▸ Problem to solve:
Filter the records for lines holding the string "Ihre".
::: The data
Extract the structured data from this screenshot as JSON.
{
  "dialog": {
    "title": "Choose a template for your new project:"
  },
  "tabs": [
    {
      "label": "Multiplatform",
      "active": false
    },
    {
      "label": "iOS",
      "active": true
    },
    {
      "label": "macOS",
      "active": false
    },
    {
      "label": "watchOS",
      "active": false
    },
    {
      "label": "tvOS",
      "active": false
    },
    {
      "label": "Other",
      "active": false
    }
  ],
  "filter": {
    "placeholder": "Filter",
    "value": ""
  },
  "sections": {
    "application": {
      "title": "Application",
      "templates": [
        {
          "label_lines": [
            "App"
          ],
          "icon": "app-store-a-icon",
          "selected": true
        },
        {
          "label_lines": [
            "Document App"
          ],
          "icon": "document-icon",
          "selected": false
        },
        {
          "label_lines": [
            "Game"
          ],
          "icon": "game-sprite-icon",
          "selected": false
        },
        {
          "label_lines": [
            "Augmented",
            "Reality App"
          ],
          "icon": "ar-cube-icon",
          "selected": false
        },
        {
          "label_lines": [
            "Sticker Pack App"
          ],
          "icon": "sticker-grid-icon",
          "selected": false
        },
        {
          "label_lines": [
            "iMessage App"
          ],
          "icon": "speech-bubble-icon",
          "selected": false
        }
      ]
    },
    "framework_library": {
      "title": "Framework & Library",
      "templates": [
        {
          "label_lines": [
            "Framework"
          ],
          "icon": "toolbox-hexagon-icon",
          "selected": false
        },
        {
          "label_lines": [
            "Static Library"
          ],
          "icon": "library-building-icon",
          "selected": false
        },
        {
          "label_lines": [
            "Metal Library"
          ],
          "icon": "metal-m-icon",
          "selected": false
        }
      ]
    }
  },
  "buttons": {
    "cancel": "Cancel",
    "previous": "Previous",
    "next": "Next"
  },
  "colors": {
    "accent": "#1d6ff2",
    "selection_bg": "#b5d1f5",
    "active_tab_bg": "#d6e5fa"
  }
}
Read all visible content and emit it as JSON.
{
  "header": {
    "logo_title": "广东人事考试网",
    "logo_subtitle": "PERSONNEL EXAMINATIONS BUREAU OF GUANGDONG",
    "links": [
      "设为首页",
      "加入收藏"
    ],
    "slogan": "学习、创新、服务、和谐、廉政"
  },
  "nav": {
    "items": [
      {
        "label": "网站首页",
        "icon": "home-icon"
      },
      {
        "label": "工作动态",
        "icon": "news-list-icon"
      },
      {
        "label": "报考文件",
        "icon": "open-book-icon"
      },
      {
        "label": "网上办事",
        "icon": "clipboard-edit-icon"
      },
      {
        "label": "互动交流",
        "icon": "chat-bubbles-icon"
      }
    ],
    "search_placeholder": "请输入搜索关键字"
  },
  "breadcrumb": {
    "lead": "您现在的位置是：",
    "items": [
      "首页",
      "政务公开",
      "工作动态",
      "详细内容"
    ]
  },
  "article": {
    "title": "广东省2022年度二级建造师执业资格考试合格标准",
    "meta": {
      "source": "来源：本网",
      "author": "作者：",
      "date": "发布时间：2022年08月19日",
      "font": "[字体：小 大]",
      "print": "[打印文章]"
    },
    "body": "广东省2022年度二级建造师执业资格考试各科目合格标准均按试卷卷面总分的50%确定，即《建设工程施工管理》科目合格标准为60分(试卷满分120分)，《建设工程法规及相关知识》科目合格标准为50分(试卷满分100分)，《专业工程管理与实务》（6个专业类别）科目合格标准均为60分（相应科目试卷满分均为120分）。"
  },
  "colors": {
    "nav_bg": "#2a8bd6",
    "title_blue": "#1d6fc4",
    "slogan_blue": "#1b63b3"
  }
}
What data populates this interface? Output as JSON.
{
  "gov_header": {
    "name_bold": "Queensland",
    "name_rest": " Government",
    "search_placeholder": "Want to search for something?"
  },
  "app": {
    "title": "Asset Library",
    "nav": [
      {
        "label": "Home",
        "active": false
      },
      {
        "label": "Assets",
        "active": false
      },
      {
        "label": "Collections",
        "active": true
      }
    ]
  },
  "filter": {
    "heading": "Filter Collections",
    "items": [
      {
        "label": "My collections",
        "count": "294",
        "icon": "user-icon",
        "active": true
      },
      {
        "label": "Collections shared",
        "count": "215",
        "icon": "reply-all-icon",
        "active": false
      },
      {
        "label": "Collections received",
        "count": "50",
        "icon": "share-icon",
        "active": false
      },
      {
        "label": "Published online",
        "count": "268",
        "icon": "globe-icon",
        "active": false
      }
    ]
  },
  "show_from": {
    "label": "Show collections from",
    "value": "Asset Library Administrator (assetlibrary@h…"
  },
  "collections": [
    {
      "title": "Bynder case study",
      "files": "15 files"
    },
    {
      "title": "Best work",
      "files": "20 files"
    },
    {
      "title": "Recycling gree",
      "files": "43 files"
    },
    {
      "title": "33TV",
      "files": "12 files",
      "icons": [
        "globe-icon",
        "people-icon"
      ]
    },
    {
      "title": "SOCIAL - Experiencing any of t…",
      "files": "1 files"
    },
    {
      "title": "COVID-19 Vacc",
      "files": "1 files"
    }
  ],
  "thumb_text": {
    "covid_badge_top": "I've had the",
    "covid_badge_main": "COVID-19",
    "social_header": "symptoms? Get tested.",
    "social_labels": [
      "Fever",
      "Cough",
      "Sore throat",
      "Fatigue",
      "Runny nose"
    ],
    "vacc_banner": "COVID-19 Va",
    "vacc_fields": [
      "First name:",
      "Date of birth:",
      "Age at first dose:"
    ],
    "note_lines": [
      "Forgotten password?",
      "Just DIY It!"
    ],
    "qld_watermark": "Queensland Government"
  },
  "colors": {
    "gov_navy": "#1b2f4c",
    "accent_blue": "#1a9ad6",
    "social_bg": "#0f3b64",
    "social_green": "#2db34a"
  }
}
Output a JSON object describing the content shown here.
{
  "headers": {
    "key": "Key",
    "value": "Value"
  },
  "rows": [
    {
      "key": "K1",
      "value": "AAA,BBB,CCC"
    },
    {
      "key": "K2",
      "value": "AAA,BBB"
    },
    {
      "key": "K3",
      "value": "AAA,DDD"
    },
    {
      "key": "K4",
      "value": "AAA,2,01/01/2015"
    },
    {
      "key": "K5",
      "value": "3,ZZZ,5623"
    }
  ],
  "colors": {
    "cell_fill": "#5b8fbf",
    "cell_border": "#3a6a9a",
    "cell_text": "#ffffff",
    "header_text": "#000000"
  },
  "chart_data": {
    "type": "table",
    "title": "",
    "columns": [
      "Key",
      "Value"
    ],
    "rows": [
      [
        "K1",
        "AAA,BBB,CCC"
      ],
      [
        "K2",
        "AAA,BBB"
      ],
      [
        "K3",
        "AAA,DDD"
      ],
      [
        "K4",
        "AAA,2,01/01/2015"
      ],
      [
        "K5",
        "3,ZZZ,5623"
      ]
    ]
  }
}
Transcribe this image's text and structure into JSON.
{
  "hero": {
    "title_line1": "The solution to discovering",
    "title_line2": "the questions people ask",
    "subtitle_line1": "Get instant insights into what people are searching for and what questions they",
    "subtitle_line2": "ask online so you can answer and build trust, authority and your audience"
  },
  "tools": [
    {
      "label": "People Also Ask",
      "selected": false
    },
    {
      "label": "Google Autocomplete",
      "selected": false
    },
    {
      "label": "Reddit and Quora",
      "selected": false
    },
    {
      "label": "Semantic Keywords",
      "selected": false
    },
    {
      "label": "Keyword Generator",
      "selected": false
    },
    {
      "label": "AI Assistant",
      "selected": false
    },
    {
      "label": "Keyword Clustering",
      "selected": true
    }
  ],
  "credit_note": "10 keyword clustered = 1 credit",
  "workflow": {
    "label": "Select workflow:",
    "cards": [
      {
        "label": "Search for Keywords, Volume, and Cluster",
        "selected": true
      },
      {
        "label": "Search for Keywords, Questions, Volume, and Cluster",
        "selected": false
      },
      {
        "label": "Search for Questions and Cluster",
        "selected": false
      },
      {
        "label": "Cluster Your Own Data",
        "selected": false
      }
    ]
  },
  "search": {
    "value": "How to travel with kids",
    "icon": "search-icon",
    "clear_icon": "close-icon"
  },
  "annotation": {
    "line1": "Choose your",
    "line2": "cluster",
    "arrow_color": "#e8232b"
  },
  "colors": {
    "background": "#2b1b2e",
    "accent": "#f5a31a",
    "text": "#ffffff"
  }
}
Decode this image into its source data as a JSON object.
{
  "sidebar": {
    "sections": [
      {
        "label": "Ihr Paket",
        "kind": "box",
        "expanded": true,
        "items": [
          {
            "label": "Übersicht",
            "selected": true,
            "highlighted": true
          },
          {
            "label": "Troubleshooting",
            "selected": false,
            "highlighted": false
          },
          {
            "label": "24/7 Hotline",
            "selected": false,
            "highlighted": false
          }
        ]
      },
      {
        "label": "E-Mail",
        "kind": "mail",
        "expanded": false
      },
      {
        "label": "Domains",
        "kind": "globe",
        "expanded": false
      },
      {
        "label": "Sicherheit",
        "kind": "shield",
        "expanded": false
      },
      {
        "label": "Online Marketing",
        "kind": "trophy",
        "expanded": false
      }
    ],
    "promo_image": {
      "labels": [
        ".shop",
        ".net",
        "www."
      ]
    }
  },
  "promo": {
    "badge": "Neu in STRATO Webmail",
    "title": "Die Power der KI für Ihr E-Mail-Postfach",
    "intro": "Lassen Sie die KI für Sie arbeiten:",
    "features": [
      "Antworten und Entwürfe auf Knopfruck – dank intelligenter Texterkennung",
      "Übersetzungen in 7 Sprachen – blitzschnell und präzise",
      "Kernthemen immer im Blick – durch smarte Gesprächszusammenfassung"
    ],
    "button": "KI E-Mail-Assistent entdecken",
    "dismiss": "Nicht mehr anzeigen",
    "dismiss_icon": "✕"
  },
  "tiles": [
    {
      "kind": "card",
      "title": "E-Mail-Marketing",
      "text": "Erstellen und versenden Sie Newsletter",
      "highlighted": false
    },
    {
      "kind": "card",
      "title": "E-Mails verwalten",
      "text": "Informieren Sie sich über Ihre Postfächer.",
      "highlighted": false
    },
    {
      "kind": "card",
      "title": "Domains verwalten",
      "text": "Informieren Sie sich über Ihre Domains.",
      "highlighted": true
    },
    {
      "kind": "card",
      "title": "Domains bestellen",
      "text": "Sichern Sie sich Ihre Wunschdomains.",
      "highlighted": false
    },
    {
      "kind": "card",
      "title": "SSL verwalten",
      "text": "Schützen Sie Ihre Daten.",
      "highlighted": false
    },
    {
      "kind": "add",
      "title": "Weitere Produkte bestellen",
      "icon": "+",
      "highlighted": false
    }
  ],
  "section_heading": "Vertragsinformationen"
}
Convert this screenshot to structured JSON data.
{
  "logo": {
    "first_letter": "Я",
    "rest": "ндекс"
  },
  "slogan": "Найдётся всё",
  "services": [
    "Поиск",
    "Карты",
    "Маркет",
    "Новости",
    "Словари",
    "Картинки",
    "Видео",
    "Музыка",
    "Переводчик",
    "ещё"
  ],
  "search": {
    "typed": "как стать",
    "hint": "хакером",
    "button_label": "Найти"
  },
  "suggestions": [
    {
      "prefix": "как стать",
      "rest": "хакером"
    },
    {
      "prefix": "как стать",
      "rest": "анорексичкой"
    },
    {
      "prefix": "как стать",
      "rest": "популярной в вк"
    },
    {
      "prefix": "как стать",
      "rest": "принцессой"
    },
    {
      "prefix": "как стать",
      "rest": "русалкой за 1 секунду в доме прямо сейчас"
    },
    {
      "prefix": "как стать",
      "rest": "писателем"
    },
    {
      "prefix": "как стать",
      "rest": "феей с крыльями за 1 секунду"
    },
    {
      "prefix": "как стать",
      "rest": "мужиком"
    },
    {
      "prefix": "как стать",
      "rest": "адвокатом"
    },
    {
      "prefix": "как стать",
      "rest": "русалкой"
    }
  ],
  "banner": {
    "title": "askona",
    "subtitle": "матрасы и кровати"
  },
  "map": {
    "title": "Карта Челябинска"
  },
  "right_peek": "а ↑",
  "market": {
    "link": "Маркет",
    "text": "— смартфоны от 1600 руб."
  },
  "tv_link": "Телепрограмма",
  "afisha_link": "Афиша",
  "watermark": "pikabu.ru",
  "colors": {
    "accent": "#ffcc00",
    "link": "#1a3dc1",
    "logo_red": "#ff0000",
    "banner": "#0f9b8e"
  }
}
::::::
▸ Exercise result:
      "text": "Informieren Sie sich über Ihre Postfächer.",
      "text": "Informieren Sie sich über Ihre Domains.",
      "text": "Sichern Sie sich Ihre Wunschdomains.",
      "text": "Schützen Sie Ihre Daten.",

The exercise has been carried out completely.